Material for this exercise:
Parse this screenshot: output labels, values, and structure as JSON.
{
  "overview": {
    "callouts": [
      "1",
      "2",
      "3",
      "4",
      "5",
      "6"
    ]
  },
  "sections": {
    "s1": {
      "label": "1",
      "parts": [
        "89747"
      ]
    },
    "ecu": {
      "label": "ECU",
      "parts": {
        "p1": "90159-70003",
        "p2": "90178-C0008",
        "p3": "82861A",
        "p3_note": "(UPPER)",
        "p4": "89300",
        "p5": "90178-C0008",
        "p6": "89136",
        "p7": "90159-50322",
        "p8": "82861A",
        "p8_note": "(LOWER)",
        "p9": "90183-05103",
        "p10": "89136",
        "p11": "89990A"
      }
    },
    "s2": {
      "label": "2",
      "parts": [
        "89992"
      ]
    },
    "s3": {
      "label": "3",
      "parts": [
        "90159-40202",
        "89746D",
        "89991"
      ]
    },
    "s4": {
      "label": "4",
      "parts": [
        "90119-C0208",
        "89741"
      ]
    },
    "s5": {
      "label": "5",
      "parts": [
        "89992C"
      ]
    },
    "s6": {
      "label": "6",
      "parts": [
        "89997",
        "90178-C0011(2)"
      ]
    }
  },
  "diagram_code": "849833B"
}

Goal:
Give an exact repetition of all the material.

Result of the task:
Parse this screenshot: output labels, values, and structure as JSON.
{
  "overview": {
    "callouts": [
      "1",
      "2",
      "3",
      "4",
      "5",
      "6"
    ]
  },
  "sections": {
    "s1": {
      "label": "1",
      "parts": [
        "89747"
      ]
    },
    "ecu": {
      "label": "ECU",
      "parts": {
        "p1": "90159-70003",
        "p2": "90178-C0008",
        "p3": "82861A",
        "p3_note": "(UPPER)",
        "p4": "89300",
        "p5": "90178-C0008",
        "p6": "89136",
        "p7": "90159-50322",
        "p8": "82861A",
        "p8_note": "(LOWER)",
        "p9": "90183-05103",
        "p10": "89136",
        "p11": "89990A"
      }
    },
    "s2": {
      "label": "2",
      "parts": [
        "89992"
      ]
    },
    "s3": {
      "label": "3",
      "parts": [
        "90159-40202",
        "89746D",
        "89991"
      ]
    },
    "s4": {
      "label": "4",
      "parts": [
        "90119-C0208",
        "89741"
      ]
    },
    "s5": {
      "label": "5",
      "parts": [
        "89992C"
      ]
    },
    "s6": {
      "label": "6",
      "parts": [
        "89997",
        "90178-C0011(2)"
      ]
    }
  },
  "diagram_code": "849833B"
}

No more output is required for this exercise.